**Objective**
Search the records for the word "this" and report each line that has it.

**Given data**
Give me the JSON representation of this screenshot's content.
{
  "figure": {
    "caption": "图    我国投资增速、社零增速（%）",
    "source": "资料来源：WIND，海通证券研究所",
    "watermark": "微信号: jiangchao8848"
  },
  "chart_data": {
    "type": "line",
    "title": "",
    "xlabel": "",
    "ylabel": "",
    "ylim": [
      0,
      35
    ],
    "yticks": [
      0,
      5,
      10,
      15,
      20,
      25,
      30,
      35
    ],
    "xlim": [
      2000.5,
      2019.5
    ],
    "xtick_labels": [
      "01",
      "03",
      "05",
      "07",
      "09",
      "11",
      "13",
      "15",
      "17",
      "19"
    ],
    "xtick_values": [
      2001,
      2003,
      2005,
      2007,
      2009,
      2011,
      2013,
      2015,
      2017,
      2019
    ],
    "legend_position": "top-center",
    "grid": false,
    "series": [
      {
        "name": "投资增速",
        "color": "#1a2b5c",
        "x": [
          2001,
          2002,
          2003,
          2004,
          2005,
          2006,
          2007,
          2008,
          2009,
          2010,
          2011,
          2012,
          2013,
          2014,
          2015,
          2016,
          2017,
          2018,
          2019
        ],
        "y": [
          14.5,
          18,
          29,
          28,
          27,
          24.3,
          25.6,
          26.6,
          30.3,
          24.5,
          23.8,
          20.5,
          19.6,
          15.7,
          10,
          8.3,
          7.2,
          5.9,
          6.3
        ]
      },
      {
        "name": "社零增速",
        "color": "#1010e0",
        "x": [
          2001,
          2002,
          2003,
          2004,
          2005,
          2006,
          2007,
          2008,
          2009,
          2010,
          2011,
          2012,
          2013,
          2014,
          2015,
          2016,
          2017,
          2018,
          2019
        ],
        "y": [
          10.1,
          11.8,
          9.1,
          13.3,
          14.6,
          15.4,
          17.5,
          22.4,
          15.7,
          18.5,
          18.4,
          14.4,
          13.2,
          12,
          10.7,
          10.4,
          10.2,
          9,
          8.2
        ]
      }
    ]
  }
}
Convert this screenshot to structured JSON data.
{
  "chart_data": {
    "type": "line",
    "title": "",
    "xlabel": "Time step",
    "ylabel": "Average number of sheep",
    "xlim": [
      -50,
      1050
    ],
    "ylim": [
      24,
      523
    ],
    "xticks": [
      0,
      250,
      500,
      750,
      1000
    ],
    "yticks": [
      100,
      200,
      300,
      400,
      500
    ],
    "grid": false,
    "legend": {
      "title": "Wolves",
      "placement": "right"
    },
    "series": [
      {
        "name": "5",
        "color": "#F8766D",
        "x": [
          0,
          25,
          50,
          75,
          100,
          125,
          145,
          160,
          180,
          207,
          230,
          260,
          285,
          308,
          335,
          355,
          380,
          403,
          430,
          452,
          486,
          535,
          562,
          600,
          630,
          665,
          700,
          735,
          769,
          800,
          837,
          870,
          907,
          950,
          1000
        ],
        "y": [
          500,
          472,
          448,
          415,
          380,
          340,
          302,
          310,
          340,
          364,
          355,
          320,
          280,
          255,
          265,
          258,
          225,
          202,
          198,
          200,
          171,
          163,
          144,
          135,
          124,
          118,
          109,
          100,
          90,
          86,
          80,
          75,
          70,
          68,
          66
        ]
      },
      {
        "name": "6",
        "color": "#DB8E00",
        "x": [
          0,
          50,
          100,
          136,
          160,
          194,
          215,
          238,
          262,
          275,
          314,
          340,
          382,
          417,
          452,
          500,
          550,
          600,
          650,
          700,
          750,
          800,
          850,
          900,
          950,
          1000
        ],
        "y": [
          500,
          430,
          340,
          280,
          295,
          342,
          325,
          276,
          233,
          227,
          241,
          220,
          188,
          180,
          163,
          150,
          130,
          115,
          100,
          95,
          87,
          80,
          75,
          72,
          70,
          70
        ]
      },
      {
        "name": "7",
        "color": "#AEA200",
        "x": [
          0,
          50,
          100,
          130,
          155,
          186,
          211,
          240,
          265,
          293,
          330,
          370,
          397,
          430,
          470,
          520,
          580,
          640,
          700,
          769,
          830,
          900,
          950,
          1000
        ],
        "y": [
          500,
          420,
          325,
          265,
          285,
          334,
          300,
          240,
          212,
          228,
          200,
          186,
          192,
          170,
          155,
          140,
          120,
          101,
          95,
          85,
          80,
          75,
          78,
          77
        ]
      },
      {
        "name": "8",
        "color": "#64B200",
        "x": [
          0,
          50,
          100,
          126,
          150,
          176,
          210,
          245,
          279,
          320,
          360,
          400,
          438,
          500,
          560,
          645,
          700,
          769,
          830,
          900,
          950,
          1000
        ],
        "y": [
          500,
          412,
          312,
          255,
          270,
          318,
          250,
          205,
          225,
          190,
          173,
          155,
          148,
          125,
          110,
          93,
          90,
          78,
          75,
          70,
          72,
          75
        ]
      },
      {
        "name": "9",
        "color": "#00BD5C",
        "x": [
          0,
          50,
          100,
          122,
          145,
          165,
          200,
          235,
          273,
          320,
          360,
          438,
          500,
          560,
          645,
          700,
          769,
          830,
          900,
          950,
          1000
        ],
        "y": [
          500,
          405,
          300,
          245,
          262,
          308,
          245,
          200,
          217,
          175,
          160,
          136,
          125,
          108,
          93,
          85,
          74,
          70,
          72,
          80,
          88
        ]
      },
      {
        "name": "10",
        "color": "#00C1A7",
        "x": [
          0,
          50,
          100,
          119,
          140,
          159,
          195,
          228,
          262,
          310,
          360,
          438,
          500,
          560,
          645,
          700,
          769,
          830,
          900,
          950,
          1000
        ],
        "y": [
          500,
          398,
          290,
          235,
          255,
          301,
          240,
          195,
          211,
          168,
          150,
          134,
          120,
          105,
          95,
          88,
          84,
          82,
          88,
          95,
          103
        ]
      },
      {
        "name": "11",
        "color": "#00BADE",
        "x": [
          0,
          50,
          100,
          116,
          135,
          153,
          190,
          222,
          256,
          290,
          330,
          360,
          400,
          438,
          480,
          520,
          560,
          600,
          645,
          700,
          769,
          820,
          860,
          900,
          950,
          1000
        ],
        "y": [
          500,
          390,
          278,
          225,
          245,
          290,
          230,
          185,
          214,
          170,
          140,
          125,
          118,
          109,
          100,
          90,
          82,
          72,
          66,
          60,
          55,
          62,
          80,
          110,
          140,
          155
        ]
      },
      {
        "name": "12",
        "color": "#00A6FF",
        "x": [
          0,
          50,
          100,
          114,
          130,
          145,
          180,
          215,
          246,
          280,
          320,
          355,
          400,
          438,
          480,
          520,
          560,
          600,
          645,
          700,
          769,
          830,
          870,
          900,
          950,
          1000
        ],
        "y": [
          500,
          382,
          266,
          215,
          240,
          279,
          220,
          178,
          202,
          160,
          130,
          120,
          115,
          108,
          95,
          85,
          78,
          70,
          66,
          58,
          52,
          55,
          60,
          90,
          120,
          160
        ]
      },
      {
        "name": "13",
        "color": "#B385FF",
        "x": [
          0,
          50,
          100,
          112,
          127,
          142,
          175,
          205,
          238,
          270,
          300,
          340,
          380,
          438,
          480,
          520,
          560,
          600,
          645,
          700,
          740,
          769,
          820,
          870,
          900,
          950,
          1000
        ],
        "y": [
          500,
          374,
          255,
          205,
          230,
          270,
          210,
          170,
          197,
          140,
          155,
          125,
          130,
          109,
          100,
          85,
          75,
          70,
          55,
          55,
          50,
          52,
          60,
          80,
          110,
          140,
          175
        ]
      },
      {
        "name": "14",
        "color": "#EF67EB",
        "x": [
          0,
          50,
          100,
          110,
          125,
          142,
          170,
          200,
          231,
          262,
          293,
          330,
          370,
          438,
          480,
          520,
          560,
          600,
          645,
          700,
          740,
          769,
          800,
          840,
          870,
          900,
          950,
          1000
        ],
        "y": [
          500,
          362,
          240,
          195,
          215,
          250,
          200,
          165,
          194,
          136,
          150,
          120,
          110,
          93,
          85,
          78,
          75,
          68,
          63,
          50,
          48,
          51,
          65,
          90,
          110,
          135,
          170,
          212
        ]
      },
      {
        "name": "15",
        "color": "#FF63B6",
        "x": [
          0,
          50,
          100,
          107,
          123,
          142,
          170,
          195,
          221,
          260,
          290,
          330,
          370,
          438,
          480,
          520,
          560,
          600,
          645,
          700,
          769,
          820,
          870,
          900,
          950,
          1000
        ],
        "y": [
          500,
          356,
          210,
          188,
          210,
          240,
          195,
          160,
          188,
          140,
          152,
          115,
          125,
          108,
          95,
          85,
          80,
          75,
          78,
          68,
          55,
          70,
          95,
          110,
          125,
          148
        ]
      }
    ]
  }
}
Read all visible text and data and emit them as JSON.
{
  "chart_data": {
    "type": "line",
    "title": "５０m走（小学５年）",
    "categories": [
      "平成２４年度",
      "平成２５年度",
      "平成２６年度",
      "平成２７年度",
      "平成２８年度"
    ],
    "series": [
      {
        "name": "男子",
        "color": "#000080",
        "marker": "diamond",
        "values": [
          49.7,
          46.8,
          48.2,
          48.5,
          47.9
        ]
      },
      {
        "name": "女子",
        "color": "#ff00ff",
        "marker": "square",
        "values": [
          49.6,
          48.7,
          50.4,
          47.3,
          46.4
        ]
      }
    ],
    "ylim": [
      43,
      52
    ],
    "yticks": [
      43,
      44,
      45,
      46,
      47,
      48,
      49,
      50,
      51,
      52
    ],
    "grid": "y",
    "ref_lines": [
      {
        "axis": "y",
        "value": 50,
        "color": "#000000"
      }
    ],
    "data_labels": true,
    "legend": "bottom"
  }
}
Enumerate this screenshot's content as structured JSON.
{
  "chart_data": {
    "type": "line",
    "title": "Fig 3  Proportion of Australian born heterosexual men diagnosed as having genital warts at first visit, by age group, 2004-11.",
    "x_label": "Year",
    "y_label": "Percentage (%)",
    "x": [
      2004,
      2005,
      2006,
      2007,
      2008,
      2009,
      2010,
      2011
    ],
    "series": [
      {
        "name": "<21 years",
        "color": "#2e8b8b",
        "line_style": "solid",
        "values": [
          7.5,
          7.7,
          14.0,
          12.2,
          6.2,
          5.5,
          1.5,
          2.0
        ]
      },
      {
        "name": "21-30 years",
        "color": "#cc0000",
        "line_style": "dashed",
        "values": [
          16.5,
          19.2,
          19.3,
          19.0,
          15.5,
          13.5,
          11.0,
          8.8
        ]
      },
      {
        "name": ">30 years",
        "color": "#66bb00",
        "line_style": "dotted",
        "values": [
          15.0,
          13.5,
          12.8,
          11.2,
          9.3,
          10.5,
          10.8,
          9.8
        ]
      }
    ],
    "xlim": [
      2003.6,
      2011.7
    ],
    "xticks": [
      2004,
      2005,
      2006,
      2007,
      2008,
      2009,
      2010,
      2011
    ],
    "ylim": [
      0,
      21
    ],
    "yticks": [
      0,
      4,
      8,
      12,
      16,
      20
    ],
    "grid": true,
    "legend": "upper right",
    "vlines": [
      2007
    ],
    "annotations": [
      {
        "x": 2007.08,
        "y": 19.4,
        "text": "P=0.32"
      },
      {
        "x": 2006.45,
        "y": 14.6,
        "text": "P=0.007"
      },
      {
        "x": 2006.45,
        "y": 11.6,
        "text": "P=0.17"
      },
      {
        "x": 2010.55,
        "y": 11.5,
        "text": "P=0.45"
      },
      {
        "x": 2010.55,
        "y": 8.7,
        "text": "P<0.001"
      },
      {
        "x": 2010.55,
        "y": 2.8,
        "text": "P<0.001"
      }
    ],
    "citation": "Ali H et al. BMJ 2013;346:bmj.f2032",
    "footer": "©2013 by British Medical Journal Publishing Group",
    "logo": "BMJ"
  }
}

**Output of the task**
Give me the JSON representation of this screenshot's content.
Convert this screenshot to structured JSON data.
Enumerate this screenshot's content as structured JSON.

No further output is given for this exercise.